::: Input :::

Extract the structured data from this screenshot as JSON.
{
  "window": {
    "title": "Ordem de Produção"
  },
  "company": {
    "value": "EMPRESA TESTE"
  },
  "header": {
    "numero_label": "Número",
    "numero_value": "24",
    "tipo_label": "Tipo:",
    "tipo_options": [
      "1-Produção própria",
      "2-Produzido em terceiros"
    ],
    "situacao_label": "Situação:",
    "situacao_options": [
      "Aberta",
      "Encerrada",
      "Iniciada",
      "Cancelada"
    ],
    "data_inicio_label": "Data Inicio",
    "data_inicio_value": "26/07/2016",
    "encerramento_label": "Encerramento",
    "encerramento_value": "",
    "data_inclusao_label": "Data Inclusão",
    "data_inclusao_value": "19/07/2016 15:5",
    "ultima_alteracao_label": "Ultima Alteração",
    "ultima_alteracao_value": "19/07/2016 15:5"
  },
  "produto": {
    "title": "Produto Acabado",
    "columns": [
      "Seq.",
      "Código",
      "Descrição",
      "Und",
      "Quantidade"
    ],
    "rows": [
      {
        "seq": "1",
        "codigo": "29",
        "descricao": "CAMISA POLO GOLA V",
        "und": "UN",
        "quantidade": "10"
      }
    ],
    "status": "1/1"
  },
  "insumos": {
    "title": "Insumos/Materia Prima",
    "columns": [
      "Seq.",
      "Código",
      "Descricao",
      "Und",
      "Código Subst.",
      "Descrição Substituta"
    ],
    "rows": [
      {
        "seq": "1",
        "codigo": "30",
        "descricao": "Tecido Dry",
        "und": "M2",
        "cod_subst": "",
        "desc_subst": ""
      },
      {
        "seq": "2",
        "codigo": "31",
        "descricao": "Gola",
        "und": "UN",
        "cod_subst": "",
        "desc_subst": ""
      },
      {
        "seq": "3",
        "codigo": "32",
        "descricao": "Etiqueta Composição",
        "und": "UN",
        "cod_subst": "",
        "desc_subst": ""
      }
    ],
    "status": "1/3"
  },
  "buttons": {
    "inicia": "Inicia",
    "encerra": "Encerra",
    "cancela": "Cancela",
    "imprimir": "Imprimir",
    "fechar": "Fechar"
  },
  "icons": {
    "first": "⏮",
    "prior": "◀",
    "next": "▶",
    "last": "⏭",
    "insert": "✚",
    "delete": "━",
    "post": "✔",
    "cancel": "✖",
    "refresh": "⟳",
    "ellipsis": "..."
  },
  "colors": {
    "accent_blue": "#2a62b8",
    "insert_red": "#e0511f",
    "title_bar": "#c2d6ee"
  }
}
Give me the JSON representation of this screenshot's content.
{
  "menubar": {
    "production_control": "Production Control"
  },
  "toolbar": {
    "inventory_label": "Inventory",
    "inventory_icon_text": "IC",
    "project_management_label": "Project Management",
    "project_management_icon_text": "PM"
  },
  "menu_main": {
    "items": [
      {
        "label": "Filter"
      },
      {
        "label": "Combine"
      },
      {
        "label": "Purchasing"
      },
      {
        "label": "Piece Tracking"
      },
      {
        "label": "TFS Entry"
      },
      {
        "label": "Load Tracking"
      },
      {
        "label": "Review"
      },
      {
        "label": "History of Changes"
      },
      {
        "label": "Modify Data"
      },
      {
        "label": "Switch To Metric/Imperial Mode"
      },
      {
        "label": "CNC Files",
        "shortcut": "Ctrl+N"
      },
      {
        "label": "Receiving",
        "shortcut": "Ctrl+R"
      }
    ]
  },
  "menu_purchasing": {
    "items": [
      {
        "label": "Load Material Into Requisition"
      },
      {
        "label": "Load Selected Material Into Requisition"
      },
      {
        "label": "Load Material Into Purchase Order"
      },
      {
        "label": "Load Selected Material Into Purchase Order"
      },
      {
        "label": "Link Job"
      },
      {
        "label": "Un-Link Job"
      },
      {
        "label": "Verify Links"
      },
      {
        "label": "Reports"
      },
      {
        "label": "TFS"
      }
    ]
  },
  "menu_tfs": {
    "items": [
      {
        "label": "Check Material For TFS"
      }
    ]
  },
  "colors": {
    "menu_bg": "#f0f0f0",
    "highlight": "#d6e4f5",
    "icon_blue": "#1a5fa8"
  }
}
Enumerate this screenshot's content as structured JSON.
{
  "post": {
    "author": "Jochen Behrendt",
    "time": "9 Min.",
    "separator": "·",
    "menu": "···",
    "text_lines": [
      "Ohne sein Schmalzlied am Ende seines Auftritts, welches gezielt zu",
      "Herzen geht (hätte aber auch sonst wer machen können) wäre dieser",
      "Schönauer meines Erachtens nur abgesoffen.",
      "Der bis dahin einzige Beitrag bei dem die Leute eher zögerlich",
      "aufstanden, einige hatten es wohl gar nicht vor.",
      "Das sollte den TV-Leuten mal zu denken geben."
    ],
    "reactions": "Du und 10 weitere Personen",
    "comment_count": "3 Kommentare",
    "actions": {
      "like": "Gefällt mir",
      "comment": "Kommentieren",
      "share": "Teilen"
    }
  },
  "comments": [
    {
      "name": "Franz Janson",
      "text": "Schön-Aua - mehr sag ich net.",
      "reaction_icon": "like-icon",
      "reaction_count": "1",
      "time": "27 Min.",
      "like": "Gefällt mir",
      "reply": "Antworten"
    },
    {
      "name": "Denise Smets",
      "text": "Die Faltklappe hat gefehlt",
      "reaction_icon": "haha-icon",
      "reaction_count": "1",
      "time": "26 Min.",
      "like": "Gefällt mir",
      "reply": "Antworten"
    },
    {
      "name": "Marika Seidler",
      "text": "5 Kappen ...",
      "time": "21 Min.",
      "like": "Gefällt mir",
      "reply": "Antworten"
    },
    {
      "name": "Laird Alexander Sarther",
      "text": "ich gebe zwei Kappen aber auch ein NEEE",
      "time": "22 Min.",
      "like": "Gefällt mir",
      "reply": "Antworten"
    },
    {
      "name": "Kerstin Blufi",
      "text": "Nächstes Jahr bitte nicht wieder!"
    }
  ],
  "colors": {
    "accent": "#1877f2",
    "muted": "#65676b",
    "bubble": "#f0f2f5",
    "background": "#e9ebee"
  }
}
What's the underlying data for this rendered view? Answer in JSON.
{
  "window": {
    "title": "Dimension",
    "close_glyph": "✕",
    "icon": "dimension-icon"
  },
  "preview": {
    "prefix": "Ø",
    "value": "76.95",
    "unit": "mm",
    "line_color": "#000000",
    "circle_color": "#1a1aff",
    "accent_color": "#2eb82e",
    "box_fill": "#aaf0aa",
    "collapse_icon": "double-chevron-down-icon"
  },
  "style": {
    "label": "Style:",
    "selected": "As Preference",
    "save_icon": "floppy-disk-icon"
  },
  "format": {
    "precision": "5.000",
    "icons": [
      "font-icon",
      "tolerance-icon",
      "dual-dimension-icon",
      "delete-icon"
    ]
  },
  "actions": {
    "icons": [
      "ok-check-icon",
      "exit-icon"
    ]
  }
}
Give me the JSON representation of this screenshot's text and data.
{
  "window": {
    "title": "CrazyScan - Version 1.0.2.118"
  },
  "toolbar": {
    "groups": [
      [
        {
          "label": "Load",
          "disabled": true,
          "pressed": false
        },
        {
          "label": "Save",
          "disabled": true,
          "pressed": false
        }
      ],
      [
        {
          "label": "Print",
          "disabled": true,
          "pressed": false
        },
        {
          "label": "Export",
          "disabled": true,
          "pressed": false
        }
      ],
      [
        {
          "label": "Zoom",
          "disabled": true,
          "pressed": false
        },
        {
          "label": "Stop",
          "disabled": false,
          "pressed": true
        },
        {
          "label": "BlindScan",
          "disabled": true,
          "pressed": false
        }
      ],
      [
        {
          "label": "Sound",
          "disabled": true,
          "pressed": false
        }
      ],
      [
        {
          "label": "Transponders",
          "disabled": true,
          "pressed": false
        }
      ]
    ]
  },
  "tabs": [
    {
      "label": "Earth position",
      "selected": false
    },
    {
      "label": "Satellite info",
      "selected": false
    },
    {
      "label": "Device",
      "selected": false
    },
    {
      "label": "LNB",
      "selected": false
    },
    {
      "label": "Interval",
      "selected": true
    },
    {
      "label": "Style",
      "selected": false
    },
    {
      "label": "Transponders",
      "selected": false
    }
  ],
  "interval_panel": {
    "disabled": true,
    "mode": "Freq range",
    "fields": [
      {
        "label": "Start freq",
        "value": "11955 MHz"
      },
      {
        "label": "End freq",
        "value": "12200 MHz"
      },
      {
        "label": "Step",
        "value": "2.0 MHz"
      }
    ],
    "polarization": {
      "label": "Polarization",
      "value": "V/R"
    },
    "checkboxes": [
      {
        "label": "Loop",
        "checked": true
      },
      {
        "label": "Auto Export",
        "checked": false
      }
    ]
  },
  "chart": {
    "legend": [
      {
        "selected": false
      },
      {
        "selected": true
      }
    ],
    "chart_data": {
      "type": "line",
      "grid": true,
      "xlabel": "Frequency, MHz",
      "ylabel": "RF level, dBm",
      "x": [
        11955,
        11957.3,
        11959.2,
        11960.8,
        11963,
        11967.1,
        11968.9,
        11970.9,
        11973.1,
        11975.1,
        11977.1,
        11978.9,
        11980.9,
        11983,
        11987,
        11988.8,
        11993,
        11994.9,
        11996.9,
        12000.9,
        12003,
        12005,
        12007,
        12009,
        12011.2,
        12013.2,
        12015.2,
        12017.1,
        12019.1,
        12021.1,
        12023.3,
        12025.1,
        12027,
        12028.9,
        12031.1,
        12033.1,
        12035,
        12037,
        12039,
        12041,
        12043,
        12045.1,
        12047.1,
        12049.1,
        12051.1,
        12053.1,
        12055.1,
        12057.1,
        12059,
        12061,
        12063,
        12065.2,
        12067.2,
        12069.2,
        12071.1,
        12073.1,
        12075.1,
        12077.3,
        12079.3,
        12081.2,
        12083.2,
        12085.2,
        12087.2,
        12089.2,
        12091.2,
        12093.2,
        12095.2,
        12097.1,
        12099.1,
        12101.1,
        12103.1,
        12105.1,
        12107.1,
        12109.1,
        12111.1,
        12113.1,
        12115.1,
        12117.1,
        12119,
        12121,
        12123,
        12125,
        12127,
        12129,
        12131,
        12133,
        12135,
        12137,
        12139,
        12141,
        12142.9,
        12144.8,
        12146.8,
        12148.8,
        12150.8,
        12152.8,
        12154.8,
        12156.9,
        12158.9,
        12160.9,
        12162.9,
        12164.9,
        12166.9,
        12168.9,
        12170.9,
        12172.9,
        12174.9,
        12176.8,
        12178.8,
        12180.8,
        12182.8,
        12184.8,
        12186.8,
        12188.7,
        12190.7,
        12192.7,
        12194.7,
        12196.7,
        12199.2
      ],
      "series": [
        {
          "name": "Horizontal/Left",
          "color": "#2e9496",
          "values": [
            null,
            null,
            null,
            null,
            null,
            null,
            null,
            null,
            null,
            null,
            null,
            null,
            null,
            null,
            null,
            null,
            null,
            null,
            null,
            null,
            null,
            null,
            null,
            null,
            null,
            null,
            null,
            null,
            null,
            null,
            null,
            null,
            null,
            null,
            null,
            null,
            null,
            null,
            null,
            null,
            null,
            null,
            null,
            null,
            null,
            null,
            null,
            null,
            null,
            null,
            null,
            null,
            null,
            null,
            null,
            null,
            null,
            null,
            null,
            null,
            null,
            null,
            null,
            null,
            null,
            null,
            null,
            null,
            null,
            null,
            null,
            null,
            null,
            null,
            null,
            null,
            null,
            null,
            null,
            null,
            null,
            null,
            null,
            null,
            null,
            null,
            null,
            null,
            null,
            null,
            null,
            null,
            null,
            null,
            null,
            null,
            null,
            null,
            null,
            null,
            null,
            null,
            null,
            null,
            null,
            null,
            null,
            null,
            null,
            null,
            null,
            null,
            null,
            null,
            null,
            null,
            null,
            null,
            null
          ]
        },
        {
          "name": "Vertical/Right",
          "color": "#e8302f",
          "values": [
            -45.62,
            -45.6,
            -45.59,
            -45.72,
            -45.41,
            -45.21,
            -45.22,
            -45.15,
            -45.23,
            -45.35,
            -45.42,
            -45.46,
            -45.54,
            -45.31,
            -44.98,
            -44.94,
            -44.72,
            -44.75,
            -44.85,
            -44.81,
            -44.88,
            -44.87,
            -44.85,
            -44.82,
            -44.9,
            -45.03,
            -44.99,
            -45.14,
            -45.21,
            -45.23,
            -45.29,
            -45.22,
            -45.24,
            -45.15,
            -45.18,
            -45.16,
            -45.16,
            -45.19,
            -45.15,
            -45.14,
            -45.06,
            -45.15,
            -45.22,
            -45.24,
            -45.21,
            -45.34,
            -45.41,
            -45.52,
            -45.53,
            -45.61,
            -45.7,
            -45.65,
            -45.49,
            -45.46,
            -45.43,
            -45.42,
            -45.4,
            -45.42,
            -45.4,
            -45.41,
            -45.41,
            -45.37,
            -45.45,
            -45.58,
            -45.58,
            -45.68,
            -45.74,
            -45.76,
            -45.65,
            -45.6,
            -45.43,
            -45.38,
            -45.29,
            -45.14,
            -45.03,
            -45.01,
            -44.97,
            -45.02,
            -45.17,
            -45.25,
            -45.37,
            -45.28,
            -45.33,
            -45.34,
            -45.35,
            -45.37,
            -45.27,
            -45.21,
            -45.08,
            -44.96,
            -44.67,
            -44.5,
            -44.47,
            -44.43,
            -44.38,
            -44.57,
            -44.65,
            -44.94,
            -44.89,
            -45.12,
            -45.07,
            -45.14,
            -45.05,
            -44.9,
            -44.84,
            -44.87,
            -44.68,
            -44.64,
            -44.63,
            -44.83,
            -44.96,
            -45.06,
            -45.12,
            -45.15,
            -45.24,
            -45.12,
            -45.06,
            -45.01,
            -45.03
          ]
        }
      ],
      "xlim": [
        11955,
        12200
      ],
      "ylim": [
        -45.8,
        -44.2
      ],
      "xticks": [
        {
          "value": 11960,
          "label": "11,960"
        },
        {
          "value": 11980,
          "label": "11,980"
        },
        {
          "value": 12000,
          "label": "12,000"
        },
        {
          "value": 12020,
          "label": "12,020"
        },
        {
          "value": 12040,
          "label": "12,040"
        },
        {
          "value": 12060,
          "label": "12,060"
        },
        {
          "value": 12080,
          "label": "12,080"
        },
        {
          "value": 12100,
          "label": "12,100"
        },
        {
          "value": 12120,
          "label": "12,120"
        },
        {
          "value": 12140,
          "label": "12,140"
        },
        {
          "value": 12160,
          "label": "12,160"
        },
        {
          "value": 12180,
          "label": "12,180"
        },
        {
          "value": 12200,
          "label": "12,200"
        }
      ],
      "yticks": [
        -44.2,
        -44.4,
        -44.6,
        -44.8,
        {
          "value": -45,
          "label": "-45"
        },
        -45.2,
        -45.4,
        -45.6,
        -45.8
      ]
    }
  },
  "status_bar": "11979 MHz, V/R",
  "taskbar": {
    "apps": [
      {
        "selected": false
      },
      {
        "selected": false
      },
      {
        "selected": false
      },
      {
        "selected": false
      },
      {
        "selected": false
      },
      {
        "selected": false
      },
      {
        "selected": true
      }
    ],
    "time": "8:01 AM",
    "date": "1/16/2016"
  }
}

:::

● Exercise prompt
Work out how many lines of the material above contain the word "name", then give only that figure.

● Exercise answer
7